(Direction a) Please reproduce, word for word, the part of the entries that opens with their first line and closes with the line containing "bar bbox=[1197, 65, 1374, 268]", both ends included.

-- begin Selected extract --

I'm Ed Gordon, and this is NEWS & NOTES.

Tomorrow, voters in Oakland, California go to the polls to help whittle down the list of candidates running for mayor.

Former Congressman Ron Dellums, best known as an anti-war crusader, leads the field of six candidates. It was long thought that Dellums would walk away with the election, but as NPR's Richard Gonzales reports, Dellums' bid for City Hall hasn't been as easy as many had predicted.

RICHARD GONZALES reporting:

No one has ever lost money betting on the ability of Ron Dellums to fire up a hometown crowd.

Mr. RON DELLUMS (Mayoral Candidate, Oakland, California): My vision is Oakland as a model city, where we embrace the strength of Oakland, which lies in the diversity of its people; where we have the audacity and the courage and the will to turn around and address all of our problems.

GONZALES: The event, a candidate's debate. The audience, multiethnic, interfaith, working class and starving for action on their troubled schools, rising homicide rate and lack of affordable housing.

Mr. DELLUMS: Let's collaborate, coordinate and communicate across public lines. Oakland is a magnificent city. We can go forward. We can solve the problems. I'm absolutely confident that we can.

(Soundbite of cheering and applause)

Unidentified Woman: Thank you, Mr. Dellums.

GONZALES: Dellums was a reluctant candidate. He had to be lured back to Oakland from Washington, where he had spent the last several years as a lobbyist. Some suggested that Dellums was coming home to a coronation. Instead, he faces a stiff challenge from two city council members who stress that they are more familiar with Oakland's present-day problems.

One is Council President Ignacio De La Fuente.

Mr. IGNACIO DE LA FUENTE (Council President, Oakland City Council; Mayoral Candidate, Oakland, California): I understand the challenges that we have. And it's easy to talk about everything, and we'll do everything.

GONZALES: De La Fuente is a Mexican immigrant who started as a dishwasher and rose to the second most powerful position in the city. He moonlights as a labor leader, enjoys the endorsement of the Chamber of Commerce and has a reputation for getting things done.

Mr. DE LA FUENTE: The fact is the mayor of the city is responsible for the basics. We have to make every school a good school. We have to make sure that you safe in the cities that you live in, the streets that you live in, the neighborhood that you live in. That you are able to walk the streets, go to the store, enjoy what Oakland is all about.

GONZALES: Dellums' other main challenger is Nancy Nadel, a white city councilwoman who represents mostly black west Oakland.

-- end Selected extract --
-- begin Task inputs --

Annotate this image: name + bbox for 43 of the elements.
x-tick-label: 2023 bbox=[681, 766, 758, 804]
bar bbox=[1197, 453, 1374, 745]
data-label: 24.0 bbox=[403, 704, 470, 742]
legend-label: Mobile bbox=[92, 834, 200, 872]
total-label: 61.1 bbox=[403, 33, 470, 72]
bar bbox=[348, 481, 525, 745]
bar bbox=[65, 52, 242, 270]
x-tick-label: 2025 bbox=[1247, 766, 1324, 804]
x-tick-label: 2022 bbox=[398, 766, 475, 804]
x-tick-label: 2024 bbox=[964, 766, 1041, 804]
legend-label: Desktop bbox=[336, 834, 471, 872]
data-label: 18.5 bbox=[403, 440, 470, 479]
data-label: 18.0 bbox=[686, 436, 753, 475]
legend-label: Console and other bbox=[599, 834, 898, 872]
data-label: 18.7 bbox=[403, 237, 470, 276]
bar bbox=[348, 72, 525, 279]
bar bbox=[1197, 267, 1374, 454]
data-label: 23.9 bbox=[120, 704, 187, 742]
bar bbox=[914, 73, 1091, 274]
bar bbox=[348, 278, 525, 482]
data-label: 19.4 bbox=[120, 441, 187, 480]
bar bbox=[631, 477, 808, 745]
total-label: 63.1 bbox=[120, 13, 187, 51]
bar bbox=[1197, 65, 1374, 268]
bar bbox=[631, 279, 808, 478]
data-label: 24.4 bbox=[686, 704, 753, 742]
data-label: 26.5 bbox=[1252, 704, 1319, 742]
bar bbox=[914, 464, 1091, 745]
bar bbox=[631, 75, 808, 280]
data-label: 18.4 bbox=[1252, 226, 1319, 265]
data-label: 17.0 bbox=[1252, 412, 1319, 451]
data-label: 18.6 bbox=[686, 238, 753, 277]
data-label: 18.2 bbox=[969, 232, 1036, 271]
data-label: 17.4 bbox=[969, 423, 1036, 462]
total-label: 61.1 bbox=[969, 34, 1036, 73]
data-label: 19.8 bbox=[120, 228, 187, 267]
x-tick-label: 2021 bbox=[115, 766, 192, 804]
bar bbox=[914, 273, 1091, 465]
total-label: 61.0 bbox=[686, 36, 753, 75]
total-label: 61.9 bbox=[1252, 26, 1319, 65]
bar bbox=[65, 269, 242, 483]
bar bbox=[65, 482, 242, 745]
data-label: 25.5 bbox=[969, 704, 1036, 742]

-- end Task inputs --

(Direction b) State whether each statement agrees with the Oakland mayoral race transcript, answering yes or no and quoting the words that decide it: (i) Dellums leads a field of six candidates. (ii) Dellums had spent the last several years working as a lobbyist in Sacramento. (iii) De La Fuente started out as a dishwasher.

(Output a)
Annotate this image: name + bbox for 43 of the elements.
x-tick-label: 2023 bbox=[681, 766, 758, 804]
bar bbox=[1197, 453, 1374, 745]
data-label: 24.0 bbox=[403, 704, 470, 742]
legend-label: Mobile bbox=[92, 834, 200, 872]
total-label: 61.1 bbox=[403, 33, 470, 72]
bar bbox=[348, 481, 525, 745]
bar bbox=[65, 52, 242, 270]
x-tick-label: 2025 bbox=[1247, 766, 1324, 804]
x-tick-label: 2022 bbox=[398, 766, 475, 804]
x-tick-label: 2024 bbox=[964, 766, 1041, 804]
legend-label: Desktop bbox=[336, 834, 471, 872]
data-label: 18.5 bbox=[403, 440, 470, 479]
data-label: 18.0 bbox=[686, 436, 753, 475]
legend-label: Console and other bbox=[599, 834, 898, 872]
data-label: 18.7 bbox=[403, 237, 470, 276]
bar bbox=[348, 72, 525, 279]
bar bbox=[1197, 267, 1374, 454]
data-label: 23.9 bbox=[120, 704, 187, 742]
bar bbox=[914, 73, 1091, 274]
bar bbox=[348, 278, 525, 482]
data-label: 19.4 bbox=[120, 441, 187, 480]
bar bbox=[631, 477, 808, 745]
total-label: 63.1 bbox=[120, 13, 187, 51]
bar bbox=[1197, 65, 1374, 268]

(Output b)
(i) Yes: "Former Congressman Ron Dellums, best known as an anti-war crusader, leads the field of six candidates."
(ii) No: "He had to be lured back to Oakland from Washington, where he had spent the last several years as a lobbyist."
(iii) Yes: "De La Fuente is a Mexican immigrant who started as a dishwasher and rose to the second most powerful position in the city."